Description of the task: Output each entry below as it stands, leaving out every picture.

------ Available data

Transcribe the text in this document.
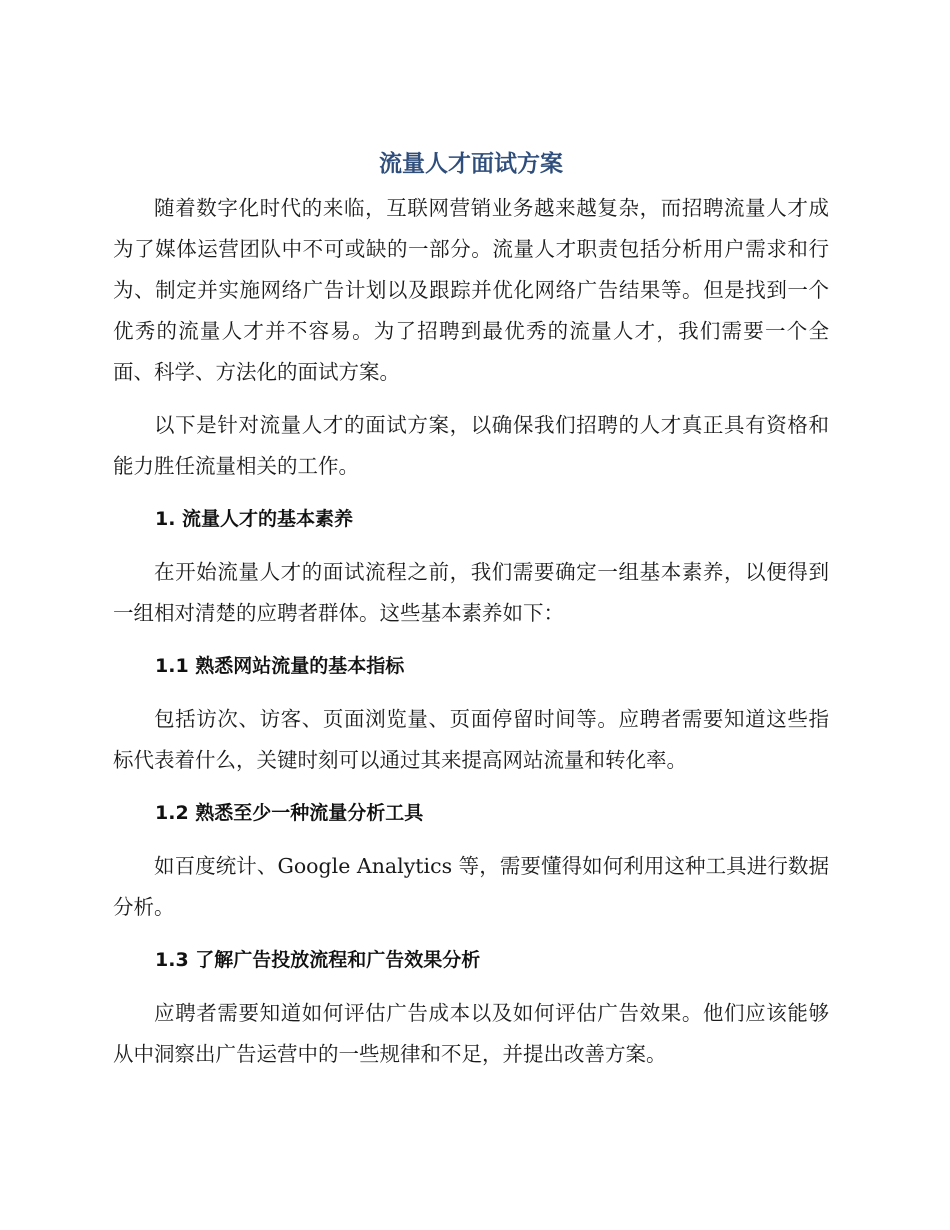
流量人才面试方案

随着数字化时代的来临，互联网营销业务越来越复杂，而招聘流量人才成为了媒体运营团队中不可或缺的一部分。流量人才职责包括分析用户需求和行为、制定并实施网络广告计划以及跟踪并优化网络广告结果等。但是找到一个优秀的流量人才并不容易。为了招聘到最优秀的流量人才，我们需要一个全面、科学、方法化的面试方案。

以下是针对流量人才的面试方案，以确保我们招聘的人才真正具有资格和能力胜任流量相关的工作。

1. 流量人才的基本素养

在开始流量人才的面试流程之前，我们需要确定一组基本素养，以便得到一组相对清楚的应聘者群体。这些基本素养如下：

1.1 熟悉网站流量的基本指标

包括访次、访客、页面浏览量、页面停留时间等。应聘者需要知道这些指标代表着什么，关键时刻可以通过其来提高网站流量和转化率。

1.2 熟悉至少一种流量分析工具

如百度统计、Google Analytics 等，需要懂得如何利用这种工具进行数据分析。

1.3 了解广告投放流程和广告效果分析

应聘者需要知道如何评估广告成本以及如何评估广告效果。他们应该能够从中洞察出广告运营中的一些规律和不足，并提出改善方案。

------------

Correct answer:
Transcribe the text in this document.
流量人才面试方案

随着数字化时代的来临，互联网营销业务越来越复杂，而招聘流量人才成为了媒体运营团队中不可或缺的一部分。流量人才职责包括分析用户需求和行为、制定并实施网络广告计划以及跟踪并优化网络广告结果等。但是找到一个优秀的流量人才并不容易。为了招聘到最优秀的流量人才，我们需要一个全面、科学、方法化的面试方案。

以下是针对流量人才的面试方案，以确保我们招聘的人才真正具有资格和能力胜任流量相关的工作。

1. 流量人才的基本素养

在开始流量人才的面试流程之前，我们需要确定一组基本素养，以便得到一组相对清楚的应聘者群体。这些基本素养如下：

1.1 熟悉网站流量的基本指标

包括访次、访客、页面浏览量、页面停留时间等。应聘者需要知道这些指标代表着什么，关键时刻可以通过其来提高网站流量和转化率。

1.2 熟悉至少一种流量分析工具

如百度统计、Google Analytics 等，需要懂得如何利用这种工具进行数据分析。

1.3 了解广告投放流程和广告效果分析

应聘者需要知道如何评估广告成本以及如何评估广告效果。他们应该能够从中洞察出广告运营中的一些规律和不足，并提出改善方案。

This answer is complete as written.